> [REQUIREMENTS]:
Print the data exactly as it is given, please.

> [SUPPLIED RECORDS]:
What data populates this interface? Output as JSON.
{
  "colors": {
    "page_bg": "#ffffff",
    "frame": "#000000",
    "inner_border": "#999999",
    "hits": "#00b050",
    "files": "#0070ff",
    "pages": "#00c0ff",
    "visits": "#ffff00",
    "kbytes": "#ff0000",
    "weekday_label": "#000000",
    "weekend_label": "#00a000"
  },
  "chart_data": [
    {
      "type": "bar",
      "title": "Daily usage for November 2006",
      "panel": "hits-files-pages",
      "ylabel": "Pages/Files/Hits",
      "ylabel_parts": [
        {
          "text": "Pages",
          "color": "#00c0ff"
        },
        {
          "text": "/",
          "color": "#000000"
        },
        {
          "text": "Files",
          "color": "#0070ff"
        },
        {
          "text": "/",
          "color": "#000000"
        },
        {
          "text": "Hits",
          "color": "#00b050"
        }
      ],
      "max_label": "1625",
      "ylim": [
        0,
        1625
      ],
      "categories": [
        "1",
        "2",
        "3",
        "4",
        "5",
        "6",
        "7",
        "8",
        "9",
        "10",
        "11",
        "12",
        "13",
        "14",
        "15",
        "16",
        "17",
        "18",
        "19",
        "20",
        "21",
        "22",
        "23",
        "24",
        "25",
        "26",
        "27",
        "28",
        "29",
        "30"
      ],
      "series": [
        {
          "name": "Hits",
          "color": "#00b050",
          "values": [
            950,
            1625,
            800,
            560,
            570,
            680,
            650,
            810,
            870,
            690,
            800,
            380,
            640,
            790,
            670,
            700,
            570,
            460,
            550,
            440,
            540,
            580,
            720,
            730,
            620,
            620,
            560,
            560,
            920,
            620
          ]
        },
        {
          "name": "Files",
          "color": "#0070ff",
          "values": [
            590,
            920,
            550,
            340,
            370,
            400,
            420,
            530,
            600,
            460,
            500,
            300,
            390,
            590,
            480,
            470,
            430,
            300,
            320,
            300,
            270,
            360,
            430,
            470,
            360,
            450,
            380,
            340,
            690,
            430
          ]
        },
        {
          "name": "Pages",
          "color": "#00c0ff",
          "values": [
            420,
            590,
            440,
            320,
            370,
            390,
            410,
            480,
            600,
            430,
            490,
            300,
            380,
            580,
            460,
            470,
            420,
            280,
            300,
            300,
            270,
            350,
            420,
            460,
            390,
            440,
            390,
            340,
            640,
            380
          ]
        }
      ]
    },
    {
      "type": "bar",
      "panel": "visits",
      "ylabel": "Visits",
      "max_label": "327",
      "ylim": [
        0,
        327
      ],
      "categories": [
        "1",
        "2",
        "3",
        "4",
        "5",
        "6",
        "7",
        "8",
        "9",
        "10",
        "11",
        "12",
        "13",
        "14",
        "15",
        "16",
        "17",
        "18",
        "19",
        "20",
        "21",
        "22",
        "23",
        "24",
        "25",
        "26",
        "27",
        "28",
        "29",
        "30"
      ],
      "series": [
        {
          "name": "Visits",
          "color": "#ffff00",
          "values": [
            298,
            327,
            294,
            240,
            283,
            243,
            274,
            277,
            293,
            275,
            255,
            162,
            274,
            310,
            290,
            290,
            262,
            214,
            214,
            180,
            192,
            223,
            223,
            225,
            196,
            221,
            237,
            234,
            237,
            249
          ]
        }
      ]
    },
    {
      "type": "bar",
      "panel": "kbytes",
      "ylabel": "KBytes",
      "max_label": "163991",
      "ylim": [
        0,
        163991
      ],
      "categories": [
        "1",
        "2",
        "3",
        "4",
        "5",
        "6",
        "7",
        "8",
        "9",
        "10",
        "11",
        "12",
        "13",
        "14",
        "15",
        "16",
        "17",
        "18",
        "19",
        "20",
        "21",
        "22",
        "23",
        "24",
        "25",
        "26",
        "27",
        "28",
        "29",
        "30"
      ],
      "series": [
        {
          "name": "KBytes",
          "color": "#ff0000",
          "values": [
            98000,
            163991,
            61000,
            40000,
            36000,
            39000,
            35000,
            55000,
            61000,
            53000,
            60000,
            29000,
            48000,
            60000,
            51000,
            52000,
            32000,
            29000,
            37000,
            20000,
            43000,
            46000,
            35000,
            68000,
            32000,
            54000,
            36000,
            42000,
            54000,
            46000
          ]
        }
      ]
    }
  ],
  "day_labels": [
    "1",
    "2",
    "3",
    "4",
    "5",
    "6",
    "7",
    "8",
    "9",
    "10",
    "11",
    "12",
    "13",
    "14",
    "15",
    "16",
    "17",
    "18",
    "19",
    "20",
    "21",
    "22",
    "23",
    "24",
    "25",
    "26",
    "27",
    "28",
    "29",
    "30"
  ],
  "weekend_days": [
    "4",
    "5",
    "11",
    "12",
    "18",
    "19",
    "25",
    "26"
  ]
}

> [IN RESPONSE]:
What data populates this interface? Output as JSON.
{
  "colors": {
    "page_bg": "#ffffff",
    "frame": "#000000",
    "inner_border": "#999999",
    "hits": "#00b050",
    "files": "#0070ff",
    "pages": "#00c0ff",
    "visits": "#ffff00",
    "kbytes": "#ff0000",
    "weekday_label": "#000000",
    "weekend_label": "#00a000"
  },
  "chart_data": [
    {
      "type": "bar",
      "title": "Daily usage for November 2006",
      "panel": "hits-files-pages",
      "ylabel": "Pages/Files/Hits",
      "ylabel_parts": [
        {
          "text": "Pages",
          "color": "#00c0ff"
        },
        {
          "text": "/",
          "color": "#000000"
        },
        {
          "text": "Files",
          "color": "#0070ff"
        },
        {
          "text": "/",
          "color": "#000000"
        },
        {
          "text": "Hits",
          "color": "#00b050"
        }
      ],
      "max_label": "1625",
      "ylim": [
        0,
        1625
      ],
      "categories": [
        "1",
        "2",
        "3",
        "4",
        "5",
        "6",
        "7",
        "8",
        "9",
        "10",
        "11",
        "12",
        "13",
        "14",
        "15",
        "16",
        "17",
        "18",
        "19",
        "20",
        "21",
        "22",
        "23",
        "24",
        "25",
        "26",
        "27",
        "28",
        "29",
        "30"
      ],
      "series": [
        {
          "name": "Hits",
          "color": "#00b050",
          "values": [
            950,
            1625,
            800,
            560,
            570,
            680,
            650,
            810,
            870,
            690,
            800,
            380,
            640,
            790,
            670,
            700,
            570,
            460,
            550,
            440,
            540,
            580,
            720,
            730,
            620,
            620,
            560,
            560,
            920,
            620
          ]
        },
        {
          "name": "Files",
          "color": "#0070ff",
          "values": [
            590,
            920,
            550,
            340,
            370,
            400,
            420,
            530,
            600,
            460,
            500,
            300,
            390,
            590,
            480,
            470,
            430,
            300,
            320,
            300,
            270,
            360,
            430,
            470,
            360,
            450,
            380,
            340,
            690,
            430
          ]
        },
        {
          "name": "Pages",
          "color": "#00c0ff",
          "values": [
            420,
            590,
            440,
            320,
            370,
            390,
            410,
            480,
            600,
            430,
            490,
            300,
            380,
            580,
            460,
            470,
            420,
            280,
            300,
            300,
            270,
            350,
            420,
            460,
            390,
            440,
            390,
            340,
            640,
            380
          ]
        }
      ]
    },
    {
      "type": "bar",
      "panel": "visits",
      "ylabel": "Visits",
      "max_label": "327",
      "ylim": [
        0,
        327
      ],
      "categories": [
        "1",
        "2",
        "3",
        "4",
        "5",
        "6",
        "7",
        "8",
        "9",
        "10",
        "11",
        "12",
        "13",
        "14",
        "15",
        "16",
        "17",
        "18",
        "19",
        "20",
        "21",
        "22",
        "23",
        "24",
        "25",
        "26",
        "27",
        "28",
        "29",
        "30"
      ],
      "series": [
        {
          "name": "Visits",
          "color": "#ffff00",
          "values": [
            298,
            327,
            294,
            240,
            283,
            243,
            274,
            277,
            293,
            275,
            255,
            162,
            274,
            310,
            290,
            290,
            262,
            214,
            214,
            180,
            192,
            223,
            223,
            225,
            196,
            221,
            237,
            234,
            237,
            249
          ]
        }
      ]
    },
    {
      "type": "bar",
      "panel": "kbytes",
      "ylabel": "KBytes",
      "max_label": "163991",
      "ylim": [
        0,
        163991
      ],
      "categories": [
        "1",
        "2",
        "3",
        "4",
        "5",
        "6",
        "7",
        "8",
        "9",
        "10",
        "11",
        "12",
        "13",
        "14",
        "15",
        "16",
        "17",
        "18",
        "19",
        "20",
        "21",
        "22",
        "23",
        "24",
        "25",
        "26",
        "27",
        "28",
        "29",
        "30"
      ],
      "series": [
        {
          "name": "KBytes",
          "color": "#ff0000",
          "values": [
            98000,
            163991,
            61000,
            40000,
            36000,
            39000,
            35000,
            55000,
            61000,
            53000,
            60000,
            29000,
            48000,
            60000,
            51000,
            52000,
            32000,
            29000,
            37000,
            20000,
            43000,
            46000,
            35000,
            68000,
            32000,
            54000,
            36000,
            42000,
            54000,
            46000
          ]
        }
      ]
    }
  ],
  "day_labels": [
    "1",
    "2",
    "3",
    "4",
    "5",
    "6",
    "7",
    "8",
    "9",
    "10",
    "11",
    "12",
    "13",
    "14",
    "15",
    "16",
    "17",
    "18",
    "19",
    "20",
    "21",
    "22",
    "23",
    "24",
    "25",
    "26",
    "27",
    "28",
    "29",
    "30"
  ],
  "weekend_days": [
    "4",
    "5",
    "11",
    "12",
    "18",
    "19",
    "25",
    "26"
  ]
}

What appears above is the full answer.